Goal = Set out every line bearing the string "this".

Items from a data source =
——————————

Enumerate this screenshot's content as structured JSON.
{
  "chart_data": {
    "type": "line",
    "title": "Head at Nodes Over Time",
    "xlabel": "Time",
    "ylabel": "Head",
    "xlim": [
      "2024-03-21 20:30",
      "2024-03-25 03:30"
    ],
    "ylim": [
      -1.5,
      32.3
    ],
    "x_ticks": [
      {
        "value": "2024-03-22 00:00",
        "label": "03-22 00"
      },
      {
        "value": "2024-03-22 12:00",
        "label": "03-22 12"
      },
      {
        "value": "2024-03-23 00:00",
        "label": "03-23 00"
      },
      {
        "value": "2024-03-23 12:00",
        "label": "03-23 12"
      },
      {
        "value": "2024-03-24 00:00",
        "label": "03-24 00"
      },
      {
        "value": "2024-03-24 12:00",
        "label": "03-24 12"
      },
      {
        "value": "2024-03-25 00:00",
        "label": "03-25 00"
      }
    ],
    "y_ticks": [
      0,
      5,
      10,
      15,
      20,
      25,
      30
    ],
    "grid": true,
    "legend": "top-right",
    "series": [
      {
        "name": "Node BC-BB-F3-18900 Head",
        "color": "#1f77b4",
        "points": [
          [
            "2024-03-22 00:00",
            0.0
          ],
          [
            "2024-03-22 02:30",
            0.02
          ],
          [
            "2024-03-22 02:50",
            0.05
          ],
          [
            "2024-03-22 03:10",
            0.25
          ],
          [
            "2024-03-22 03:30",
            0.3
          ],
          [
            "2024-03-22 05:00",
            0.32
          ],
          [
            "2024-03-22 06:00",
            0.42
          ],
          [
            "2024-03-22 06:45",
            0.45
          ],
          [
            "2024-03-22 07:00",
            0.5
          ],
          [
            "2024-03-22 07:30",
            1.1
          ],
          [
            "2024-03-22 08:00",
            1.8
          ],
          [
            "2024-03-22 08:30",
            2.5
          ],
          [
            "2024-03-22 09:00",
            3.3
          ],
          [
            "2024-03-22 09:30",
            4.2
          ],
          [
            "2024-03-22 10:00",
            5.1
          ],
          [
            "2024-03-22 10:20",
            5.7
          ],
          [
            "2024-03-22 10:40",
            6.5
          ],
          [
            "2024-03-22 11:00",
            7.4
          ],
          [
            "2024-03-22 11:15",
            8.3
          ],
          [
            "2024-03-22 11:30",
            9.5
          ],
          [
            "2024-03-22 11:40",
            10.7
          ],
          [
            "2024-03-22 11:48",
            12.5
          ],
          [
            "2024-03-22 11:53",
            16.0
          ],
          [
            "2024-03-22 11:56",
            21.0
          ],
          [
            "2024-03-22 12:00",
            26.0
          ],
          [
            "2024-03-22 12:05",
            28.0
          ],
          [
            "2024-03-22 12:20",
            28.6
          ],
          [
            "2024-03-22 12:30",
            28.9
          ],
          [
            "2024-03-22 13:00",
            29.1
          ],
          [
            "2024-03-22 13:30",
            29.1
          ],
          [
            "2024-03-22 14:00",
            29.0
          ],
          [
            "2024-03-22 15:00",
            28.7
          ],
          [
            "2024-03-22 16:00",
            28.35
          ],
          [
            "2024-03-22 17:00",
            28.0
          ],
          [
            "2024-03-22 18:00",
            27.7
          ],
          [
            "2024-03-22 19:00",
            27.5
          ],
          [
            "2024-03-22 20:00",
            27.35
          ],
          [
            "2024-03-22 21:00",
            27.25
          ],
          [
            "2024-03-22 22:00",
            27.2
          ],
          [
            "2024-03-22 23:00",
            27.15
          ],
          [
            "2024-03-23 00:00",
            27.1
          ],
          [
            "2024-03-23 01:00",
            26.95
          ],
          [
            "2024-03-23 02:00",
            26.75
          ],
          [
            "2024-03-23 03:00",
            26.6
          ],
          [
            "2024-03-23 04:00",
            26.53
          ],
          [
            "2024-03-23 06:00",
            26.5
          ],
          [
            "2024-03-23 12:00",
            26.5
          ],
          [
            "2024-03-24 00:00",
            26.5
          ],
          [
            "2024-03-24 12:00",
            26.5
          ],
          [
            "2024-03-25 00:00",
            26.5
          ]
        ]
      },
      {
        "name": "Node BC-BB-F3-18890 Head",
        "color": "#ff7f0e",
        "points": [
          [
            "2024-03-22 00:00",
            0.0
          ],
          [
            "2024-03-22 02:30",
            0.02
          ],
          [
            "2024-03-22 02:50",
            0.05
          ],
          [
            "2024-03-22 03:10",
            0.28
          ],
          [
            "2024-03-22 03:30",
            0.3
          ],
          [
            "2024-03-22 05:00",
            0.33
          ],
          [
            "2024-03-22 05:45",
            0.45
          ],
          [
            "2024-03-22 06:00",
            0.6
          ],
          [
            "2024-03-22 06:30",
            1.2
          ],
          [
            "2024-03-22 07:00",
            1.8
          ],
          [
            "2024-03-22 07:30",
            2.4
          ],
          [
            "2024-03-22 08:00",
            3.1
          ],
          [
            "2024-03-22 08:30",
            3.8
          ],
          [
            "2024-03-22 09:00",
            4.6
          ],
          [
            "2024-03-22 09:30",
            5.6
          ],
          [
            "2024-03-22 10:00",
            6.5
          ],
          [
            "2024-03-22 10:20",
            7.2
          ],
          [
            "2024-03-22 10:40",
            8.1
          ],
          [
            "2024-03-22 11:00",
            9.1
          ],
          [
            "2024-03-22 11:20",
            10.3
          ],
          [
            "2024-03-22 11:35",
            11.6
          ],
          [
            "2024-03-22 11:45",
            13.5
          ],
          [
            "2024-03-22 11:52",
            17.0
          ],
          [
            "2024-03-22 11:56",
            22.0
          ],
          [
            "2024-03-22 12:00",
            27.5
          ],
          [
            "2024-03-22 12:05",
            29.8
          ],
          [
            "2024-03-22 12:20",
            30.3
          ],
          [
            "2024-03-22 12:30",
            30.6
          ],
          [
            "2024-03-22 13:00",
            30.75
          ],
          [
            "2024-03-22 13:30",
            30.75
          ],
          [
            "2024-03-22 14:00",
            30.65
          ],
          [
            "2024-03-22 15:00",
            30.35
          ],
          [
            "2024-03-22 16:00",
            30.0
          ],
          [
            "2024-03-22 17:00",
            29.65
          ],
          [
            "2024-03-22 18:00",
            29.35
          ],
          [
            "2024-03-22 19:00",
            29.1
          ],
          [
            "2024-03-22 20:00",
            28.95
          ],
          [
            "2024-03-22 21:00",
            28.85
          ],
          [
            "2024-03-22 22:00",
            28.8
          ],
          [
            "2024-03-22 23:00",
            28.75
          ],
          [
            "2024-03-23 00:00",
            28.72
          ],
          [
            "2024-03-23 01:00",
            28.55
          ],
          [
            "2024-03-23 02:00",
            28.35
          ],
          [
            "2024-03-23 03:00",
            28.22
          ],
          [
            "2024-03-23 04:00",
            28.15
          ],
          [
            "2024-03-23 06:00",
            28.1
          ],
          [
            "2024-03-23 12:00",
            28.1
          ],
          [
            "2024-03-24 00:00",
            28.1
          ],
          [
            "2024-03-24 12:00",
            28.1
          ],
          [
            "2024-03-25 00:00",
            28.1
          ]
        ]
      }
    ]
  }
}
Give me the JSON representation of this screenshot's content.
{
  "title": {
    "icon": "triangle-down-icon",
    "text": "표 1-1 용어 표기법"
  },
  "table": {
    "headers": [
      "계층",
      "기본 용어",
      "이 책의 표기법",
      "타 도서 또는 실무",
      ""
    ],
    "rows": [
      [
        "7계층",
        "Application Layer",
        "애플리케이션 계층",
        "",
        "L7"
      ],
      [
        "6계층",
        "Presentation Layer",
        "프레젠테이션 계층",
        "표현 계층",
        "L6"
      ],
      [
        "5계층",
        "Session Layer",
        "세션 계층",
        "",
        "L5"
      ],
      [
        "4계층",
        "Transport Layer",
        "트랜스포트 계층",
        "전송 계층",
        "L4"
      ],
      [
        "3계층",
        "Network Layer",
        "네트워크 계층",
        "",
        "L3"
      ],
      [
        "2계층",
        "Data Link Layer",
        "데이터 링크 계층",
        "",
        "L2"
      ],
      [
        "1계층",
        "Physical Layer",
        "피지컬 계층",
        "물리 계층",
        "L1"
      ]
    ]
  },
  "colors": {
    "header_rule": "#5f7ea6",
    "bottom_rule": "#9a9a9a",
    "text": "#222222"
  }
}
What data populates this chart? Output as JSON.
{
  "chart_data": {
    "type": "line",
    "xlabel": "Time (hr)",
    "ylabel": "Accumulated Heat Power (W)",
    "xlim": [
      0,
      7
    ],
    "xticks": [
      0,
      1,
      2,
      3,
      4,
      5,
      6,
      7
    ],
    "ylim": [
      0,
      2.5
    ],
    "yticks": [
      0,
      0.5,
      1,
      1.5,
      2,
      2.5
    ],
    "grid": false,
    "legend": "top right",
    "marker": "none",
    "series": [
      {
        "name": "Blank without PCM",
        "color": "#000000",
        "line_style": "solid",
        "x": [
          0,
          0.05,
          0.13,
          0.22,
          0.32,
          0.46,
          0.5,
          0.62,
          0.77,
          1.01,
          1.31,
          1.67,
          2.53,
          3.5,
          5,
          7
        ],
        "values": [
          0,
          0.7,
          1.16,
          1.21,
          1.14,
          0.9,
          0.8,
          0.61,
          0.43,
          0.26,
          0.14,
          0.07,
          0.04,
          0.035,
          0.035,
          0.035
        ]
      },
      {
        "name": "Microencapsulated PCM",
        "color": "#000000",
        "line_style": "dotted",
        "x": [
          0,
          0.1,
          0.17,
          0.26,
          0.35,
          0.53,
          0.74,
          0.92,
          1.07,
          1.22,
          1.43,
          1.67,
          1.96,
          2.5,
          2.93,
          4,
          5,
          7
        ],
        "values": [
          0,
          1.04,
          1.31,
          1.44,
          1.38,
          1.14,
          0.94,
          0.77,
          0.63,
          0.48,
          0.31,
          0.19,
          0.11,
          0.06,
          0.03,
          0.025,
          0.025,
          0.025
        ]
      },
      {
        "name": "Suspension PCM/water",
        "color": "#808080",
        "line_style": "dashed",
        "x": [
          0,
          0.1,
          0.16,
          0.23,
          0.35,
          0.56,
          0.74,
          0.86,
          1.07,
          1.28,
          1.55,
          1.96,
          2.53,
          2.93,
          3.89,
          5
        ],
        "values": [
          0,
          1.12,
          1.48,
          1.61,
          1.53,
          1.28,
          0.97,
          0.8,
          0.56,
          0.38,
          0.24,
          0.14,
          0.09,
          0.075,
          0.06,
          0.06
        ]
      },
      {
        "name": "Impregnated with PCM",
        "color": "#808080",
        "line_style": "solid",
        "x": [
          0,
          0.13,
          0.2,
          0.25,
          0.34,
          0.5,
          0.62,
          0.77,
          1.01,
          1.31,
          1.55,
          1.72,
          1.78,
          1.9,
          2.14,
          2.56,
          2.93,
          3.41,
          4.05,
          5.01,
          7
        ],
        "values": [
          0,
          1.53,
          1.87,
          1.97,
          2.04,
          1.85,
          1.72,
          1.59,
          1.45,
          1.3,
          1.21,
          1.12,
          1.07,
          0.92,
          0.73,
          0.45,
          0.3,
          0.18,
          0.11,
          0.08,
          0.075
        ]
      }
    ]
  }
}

——————————

Solution =
Enumerate this screenshot's content as structured JSON.
Give me the JSON representation of this screenshot's content.
What data populates this chart? Output as JSON.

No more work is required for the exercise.